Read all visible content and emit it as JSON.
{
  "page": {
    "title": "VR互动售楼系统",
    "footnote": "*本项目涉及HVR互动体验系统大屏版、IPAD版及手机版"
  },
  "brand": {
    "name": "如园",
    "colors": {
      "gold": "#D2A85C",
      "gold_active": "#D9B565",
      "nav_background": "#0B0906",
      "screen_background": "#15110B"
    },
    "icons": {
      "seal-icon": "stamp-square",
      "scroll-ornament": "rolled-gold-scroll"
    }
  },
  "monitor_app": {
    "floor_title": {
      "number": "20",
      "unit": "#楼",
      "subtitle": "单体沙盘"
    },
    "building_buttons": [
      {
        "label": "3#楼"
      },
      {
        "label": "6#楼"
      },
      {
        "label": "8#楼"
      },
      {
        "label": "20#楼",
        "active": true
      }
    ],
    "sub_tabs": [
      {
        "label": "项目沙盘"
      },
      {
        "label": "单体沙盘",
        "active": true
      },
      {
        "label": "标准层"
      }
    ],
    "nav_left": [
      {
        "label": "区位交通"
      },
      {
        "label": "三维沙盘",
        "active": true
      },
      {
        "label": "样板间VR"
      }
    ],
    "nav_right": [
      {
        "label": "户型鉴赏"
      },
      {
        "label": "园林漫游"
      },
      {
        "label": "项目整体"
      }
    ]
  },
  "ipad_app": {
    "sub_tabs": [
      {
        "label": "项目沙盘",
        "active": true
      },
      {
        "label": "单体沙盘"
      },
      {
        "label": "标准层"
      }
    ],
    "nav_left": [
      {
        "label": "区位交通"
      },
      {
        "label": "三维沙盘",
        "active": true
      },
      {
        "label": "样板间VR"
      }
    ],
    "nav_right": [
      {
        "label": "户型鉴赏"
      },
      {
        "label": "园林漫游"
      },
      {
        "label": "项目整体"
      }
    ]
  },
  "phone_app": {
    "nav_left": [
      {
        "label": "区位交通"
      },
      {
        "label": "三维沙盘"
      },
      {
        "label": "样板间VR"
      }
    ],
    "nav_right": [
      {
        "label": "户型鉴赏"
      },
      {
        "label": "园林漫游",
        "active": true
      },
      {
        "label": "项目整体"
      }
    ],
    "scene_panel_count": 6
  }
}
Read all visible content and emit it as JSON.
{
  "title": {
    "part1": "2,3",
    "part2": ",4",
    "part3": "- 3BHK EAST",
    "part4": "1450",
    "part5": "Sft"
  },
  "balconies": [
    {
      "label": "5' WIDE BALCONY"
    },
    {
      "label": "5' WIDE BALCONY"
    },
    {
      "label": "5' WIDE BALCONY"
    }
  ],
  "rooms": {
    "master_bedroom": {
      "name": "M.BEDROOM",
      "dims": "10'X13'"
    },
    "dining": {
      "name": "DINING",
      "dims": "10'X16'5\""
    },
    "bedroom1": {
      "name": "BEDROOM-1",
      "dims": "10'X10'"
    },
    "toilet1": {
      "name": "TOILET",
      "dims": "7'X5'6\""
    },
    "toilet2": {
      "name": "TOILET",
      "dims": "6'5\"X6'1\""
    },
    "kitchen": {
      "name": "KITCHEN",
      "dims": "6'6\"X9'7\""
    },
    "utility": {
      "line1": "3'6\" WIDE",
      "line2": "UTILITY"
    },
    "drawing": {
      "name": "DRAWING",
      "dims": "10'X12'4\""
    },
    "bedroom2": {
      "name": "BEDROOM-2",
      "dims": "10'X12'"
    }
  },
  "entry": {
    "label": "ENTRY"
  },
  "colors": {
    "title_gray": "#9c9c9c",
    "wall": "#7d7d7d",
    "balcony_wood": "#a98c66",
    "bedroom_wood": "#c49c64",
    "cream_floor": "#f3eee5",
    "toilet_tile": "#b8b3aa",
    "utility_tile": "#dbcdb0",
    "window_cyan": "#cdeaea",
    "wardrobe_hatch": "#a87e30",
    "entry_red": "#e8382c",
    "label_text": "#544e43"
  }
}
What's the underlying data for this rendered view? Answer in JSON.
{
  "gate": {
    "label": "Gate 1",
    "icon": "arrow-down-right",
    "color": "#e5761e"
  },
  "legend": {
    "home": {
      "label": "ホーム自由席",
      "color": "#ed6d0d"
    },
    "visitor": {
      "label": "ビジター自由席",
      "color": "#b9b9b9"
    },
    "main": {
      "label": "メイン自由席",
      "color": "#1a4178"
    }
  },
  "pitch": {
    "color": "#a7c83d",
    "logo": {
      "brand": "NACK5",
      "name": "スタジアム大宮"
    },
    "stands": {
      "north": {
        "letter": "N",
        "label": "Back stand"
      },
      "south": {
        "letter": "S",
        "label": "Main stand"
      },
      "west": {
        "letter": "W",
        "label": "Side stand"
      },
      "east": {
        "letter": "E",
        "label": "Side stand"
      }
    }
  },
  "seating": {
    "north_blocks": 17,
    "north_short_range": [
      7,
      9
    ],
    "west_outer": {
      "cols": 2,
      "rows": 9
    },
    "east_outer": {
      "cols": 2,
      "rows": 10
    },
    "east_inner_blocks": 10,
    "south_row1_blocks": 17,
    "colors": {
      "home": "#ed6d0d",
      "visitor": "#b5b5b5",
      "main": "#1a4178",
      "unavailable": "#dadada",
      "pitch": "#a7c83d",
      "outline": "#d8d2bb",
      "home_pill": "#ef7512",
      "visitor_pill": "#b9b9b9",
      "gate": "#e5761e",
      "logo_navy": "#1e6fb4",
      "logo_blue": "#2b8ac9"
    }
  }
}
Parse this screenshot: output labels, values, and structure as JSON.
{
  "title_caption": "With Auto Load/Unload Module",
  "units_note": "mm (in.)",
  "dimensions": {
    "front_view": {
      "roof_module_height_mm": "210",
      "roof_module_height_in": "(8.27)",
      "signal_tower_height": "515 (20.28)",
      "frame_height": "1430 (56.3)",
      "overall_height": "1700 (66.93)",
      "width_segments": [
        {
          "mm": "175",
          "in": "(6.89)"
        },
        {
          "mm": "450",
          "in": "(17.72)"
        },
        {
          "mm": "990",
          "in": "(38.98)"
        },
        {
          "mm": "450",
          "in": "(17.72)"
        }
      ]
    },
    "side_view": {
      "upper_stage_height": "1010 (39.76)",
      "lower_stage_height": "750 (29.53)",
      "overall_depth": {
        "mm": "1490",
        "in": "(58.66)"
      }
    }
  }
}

┄┄┄┄┄┄

Instructions for the task
Print the records once more, exactly as they were given.

Correct output
Read all visible content and emit it as JSON.
{
  "page": {
    "title": "VR互动售楼系统",
    "footnote": "*本项目涉及HVR互动体验系统大屏版、IPAD版及手机版"
  },
  "brand": {
    "name": "如园",
    "colors": {
      "gold": "#D2A85C",
      "gold_active": "#D9B565",
      "nav_background": "#0B0906",
      "screen_background": "#15110B"
    },
    "icons": {
      "seal-icon": "stamp-square",
      "scroll-ornament": "rolled-gold-scroll"
    }
  },
  "monitor_app": {
    "floor_title": {
      "number": "20",
      "unit": "#楼",
      "subtitle": "单体沙盘"
    },
    "building_buttons": [
      {
        "label": "3#楼"
      },
      {
        "label": "6#楼"
      },
      {
        "label": "8#楼"
      },
      {
        "label": "20#楼",
        "active": true
      }
    ],
    "sub_tabs": [
      {
        "label": "项目沙盘"
      },
      {
        "label": "单体沙盘",
        "active": true
      },
      {
        "label": "标准层"
      }
    ],
    "nav_left": [
      {
        "label": "区位交通"
      },
      {
        "label": "三维沙盘",
        "active": true
      },
      {
        "label": "样板间VR"
      }
    ],
    "nav_right": [
      {
        "label": "户型鉴赏"
      },
      {
        "label": "园林漫游"
      },
      {
        "label": "项目整体"
      }
    ]
  },
  "ipad_app": {
    "sub_tabs": [
      {
        "label": "项目沙盘",
        "active": true
      },
      {
        "label": "单体沙盘"
      },
      {
        "label": "标准层"
      }
    ],
    "nav_left": [
      {
        "label": "区位交通"
      },
      {
        "label": "三维沙盘",
        "active": true
      },
      {
        "label": "样板间VR"
      }
    ],
    "nav_right": [
      {
        "label": "户型鉴赏"
      },
      {
        "label": "园林漫游"
      },
      {
        "label": "项目整体"
      }
    ]
  },
  "phone_app": {
    "nav_left": [
      {
        "label": "区位交通"
      },
      {
        "label": "三维沙盘"
      },
      {
        "label": "样板间VR"
      }
    ],
    "nav_right": [
      {
        "label": "户型鉴赏"
      },
      {
        "label": "园林漫游",
        "active": true
      },
      {
        "label": "项目整体"
      }
    ],
    "scene_panel_count": 6
  }
}
Read all visible content and emit it as JSON.
{
  "title": {
    "part1": "2,3",
    "part2": ",4",
    "part3": "- 3BHK EAST",
    "part4": "1450",
    "part5": "Sft"
  },
  "balconies": [
    {
      "label": "5' WIDE BALCONY"
    },
    {
      "label": "5' WIDE BALCONY"
    },
    {
      "label": "5' WIDE BALCONY"
    }
  ],
  "rooms": {
    "master_bedroom": {
      "name": "M.BEDROOM",
      "dims": "10'X13'"
    },
    "dining": {
      "name": "DINING",
      "dims": "10'X16'5\""
    },
    "bedroom1": {
      "name": "BEDROOM-1",
      "dims": "10'X10'"
    },
    "toilet1": {
      "name": "TOILET",
      "dims": "7'X5'6\""
    },
    "toilet2": {
      "name": "TOILET",
      "dims": "6'5\"X6'1\""
    },
    "kitchen": {
      "name": "KITCHEN",
      "dims": "6'6\"X9'7\""
    },
    "utility": {
      "line1": "3'6\" WIDE",
      "line2": "UTILITY"
    },
    "drawing": {
      "name": "DRAWING",
      "dims": "10'X12'4\""
    },
    "bedroom2": {
      "name": "BEDROOM-2",
      "dims": "10'X12'"
    }
  },
  "entry": {
    "label": "ENTRY"
  },
  "colors": {
    "title_gray": "#9c9c9c",
    "wall": "#7d7d7d",
    "balcony_wood": "#a98c66",
    "bedroom_wood": "#c49c64",
    "cream_floor": "#f3eee5",
    "toilet_tile": "#b8b3aa",
    "utility_tile": "#dbcdb0",
    "window_cyan": "#cdeaea",
    "wardrobe_hatch": "#a87e30",
    "entry_red": "#e8382c",
    "label_text": "#544e43"
  }
}
What's the underlying data for this rendered view? Answer in JSON.
{
  "gate": {
    "label": "Gate 1",
    "icon": "arrow-down-right",
    "color": "#e5761e"
  },
  "legend": {
    "home": {
      "label": "ホーム自由席",
      "color": "#ed6d0d"
    },
    "visitor": {
      "label": "ビジター自由席",
      "color": "#b9b9b9"
    },
    "main": {
      "label": "メイン自由席",
      "color": "#1a4178"
    }
  },
  "pitch": {
    "color": "#a7c83d",
    "logo": {
      "brand": "NACK5",
      "name": "スタジアム大宮"
    },
    "stands": {
      "north": {
        "letter": "N",
        "label": "Back stand"
      },
      "south": {
        "letter": "S",
        "label": "Main stand"
      },
      "west": {
        "letter": "W",
        "label": "Side stand"
      },
      "east": {
        "letter": "E",
        "label": "Side stand"
      }
    }
  },
  "seating": {
    "north_blocks": 17,
    "north_short_range": [
      7,
      9
    ],
    "west_outer": {
      "cols": 2,
      "rows": 9
    },
    "east_outer": {
      "cols": 2,
      "rows": 10
    },
    "east_inner_blocks": 10,
    "south_row1_blocks": 17,
    "colors": {
      "home": "#ed6d0d",
      "visitor": "#b5b5b5",
      "main": "#1a4178",
      "unavailable": "#dadada",
      "pitch": "#a7c83d",
      "outline": "#d8d2bb",
      "home_pill": "#ef7512",
      "visitor_pill": "#b9b9b9",
      "gate": "#e5761e",
      "logo_navy": "#1e6fb4",
      "logo_blue": "#2b8ac9"
    }
  }
}
Parse this screenshot: output labels, values, and structure as JSON.
{
  "title_caption": "With Auto Load/Unload Module",
  "units_note": "mm (in.)",
  "dimensions": {
    "front_view": {
      "roof_module_height_mm": "210",
      "roof_module_height_in": "(8.27)",
      "signal_tower_height": "515 (20.28)",
      "frame_height": "1430 (56.3)",
      "overall_height": "1700 (66.93)",
      "width_segments": [
        {
          "mm": "175",
          "in": "(6.89)"
        },
        {
          "mm": "450",
          "in": "(17.72)"
        },
        {
          "mm": "990",
          "in": "(38.98)"
        },
        {
          "mm": "450",
          "in": "(17.72)"
        }
      ]
    },
    "side_view": {
      "upper_stage_height": "1010 (39.76)",
      "lower_stage_height": "750 (29.53)",
      "overall_depth": {
        "mm": "1490",
        "in": "(58.66)"
      }
    }
  }
}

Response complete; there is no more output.